# Short exercise
Drop the pictures, then extract the listing word for word.
==== Data excerpts ====
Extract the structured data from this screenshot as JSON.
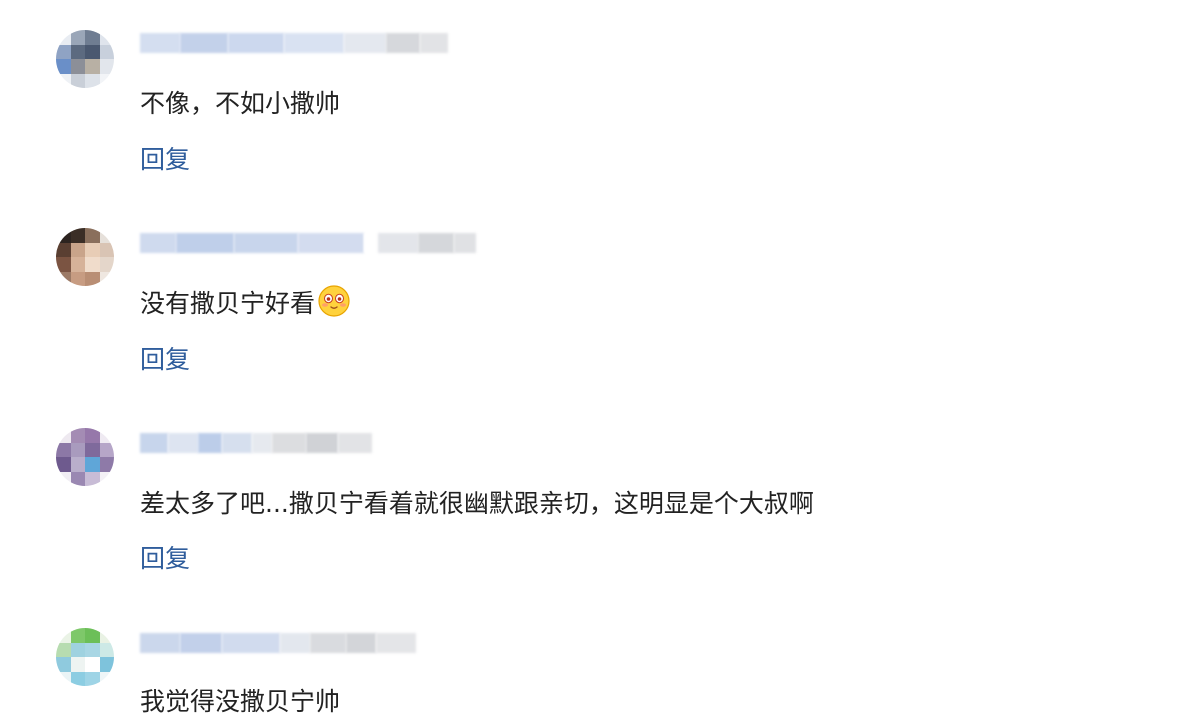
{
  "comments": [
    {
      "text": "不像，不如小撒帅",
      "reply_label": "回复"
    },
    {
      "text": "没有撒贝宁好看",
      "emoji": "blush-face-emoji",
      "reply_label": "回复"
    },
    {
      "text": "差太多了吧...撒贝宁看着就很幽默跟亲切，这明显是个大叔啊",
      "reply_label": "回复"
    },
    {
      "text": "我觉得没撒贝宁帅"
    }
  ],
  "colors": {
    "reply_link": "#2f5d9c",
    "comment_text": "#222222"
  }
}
====
# The response
Extract the structured data from this screenshot as JSON.
{
  "comments": [
    {
      "text": "不像，不如小撒帅",
      "reply_label": "回复"
    },
    {
      "text": "没有撒贝宁好看",
      "emoji": "blush-face-emoji",
      "reply_label": "回复"
    },
    {
      "text": "差太多了吧...撒贝宁看着就很幽默跟亲切，这明显是个大叔啊",
      "reply_label": "回复"
    },
    {
      "text": "我觉得没撒贝宁帅"
    }
  ],
  "colors": {
    "reply_link": "#2f5d9c",
    "comment_text": "#222222"
  }
}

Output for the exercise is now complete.